We take up the historical developments. Alternating Least Squares was useful for many problems, but it some cases it was not powerful enough to do the job. Or, to put it differently, the subproblems were still too complicated to be efficiently solved a large number of times. In order to solve some additional least squares problems, we can use augmentation. We first illustrate this with some examples.

The examples show that augmentation is somewhat of an art (like integration). The augmentation is in some cases not obvious, and there are no mechanical rules. The idea of adding variables that augment the problem to a simpler one is very general. It is also at the basis, for instance, of the Lagrange multiplier method.

6.2 Definition

Formalizing augmentation is straightforward. Suppose $f$ is a real valued function, defined for all $x\in\mathcal{X}$, where $\mathcal{X}\subseteq\mathbb{R}^n.$ Suppose there exists another real valued function $g,$ defined on $\mathcal{X}\otimes\mathcal{Y},$ where $\mathcal{Y}\subseteq\mathbb{R}^m,$ such that \[ f(x)=\min_{y\in\mathcal{Y}}g(x,y). \] We also suppose that minimizing $f$ over $\mathcal{X}$ is hard while minimizing $g$ over $\mathcal{X}$ is easy for all $y\in\mathcal{Y}$. And we suppose that minimizing $g$ over $y\in\mathcal{Y}$ is also easy for all $x\in\mathcal{X}.$ This last assumption is not too far-fatched, because we already know what the value at the minimum is.

I am not going to define hard and easy. What may be easy for you, may be hard for me.

Anyway, by augmenting the function we are in the block-relaxation situation again, and we can apply our general results on global convergence and linear convergence. The results can be adapted to the augmentation situation.

Note: augmentation duality.

▶ [PROVIDED RECORDS]

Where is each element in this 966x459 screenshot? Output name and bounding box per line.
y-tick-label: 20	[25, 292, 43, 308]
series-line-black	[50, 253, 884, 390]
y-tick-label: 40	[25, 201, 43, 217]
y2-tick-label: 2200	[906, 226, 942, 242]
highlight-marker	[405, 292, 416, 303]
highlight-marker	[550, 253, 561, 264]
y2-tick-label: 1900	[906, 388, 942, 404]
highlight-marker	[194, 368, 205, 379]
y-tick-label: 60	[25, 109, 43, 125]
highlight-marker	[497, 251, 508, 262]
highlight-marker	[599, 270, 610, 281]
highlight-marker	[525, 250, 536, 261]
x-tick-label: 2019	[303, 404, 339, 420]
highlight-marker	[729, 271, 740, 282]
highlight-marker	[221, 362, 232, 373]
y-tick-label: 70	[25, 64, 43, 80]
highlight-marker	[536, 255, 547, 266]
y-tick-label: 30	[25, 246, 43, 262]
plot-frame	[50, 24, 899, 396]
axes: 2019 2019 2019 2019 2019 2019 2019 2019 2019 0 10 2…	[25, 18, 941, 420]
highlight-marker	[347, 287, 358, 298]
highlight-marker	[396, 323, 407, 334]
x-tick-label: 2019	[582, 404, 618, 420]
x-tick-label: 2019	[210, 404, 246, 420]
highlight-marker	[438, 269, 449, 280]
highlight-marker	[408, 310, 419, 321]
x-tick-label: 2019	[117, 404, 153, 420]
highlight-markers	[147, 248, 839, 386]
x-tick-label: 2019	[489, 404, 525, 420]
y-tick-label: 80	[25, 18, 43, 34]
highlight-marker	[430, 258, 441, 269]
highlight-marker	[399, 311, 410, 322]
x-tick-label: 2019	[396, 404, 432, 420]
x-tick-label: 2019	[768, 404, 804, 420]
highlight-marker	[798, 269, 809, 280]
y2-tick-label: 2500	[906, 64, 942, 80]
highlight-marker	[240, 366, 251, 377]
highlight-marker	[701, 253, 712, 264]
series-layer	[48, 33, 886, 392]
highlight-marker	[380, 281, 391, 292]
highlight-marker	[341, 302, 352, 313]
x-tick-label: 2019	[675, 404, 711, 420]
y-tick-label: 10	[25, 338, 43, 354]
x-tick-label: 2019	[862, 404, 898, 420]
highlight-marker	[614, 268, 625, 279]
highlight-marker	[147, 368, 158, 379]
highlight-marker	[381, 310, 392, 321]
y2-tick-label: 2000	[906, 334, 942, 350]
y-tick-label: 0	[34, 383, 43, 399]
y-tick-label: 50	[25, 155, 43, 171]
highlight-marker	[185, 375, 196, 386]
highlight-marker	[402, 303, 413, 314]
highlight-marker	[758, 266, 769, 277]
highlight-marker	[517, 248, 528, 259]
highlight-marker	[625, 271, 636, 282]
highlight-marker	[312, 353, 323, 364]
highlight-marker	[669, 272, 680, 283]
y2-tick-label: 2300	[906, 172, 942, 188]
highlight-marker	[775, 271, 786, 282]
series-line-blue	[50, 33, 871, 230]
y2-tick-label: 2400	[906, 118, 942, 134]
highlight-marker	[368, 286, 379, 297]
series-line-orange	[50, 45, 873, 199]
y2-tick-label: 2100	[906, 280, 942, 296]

▶ [PROBLEMS TO SOLVE]
a) Write down the part of the augmentation text starting at "Formalizing augmentation is" and ending at "hard for me.".
b) Switch "screenshot" to "chart" in the listing lines starting at the first line of the listing and ending at the line containing "253, 561, 264]". Return only those lines, with everything else left the same.

▶ [TASK RESPONSES]
a)
Formalizing augmentation is straightforward. Suppose $f$ is a real valued function, defined for all $x\in\mathcal{X}$, where $\mathcal{X}\subseteq\mathbb{R}^n.$ Suppose there exists another real valued function $g,$ defined on $\mathcal{X}\otimes\mathcal{Y},$ where $\mathcal{Y}\subseteq\mathbb{R}^m,$ such that \[ f(x)=\min_{y\in\mathcal{Y}}g(x,y). \] We also suppose that minimizing $f$ over $\mathcal{X}$ is hard while minimizing $g$ over $\mathcal{X}$ is easy for all $y\in\mathcal{Y}$. And we suppose that minimizing $g$ over $y\in\mathcal{Y}$ is also easy for all $x\in\mathcal{X}.$ This last assumption is not too far-fatched, because we already know what the value at the minimum is.

I am not going to define hard and easy. What may be easy for you, may be hard for me.

b)
Where is each element in this 966x459 chart? Output name and bounding box per line.
y-tick-label: 20	[25, 292, 43, 308]
series-line-black	[50, 253, 884, 390]
y-tick-label: 40	[25, 201, 43, 217]
y2-tick-label: 2200	[906, 226, 942, 242]
highlight-marker	[405, 292, 416, 303]
highlight-marker	[550, 253, 561, 264]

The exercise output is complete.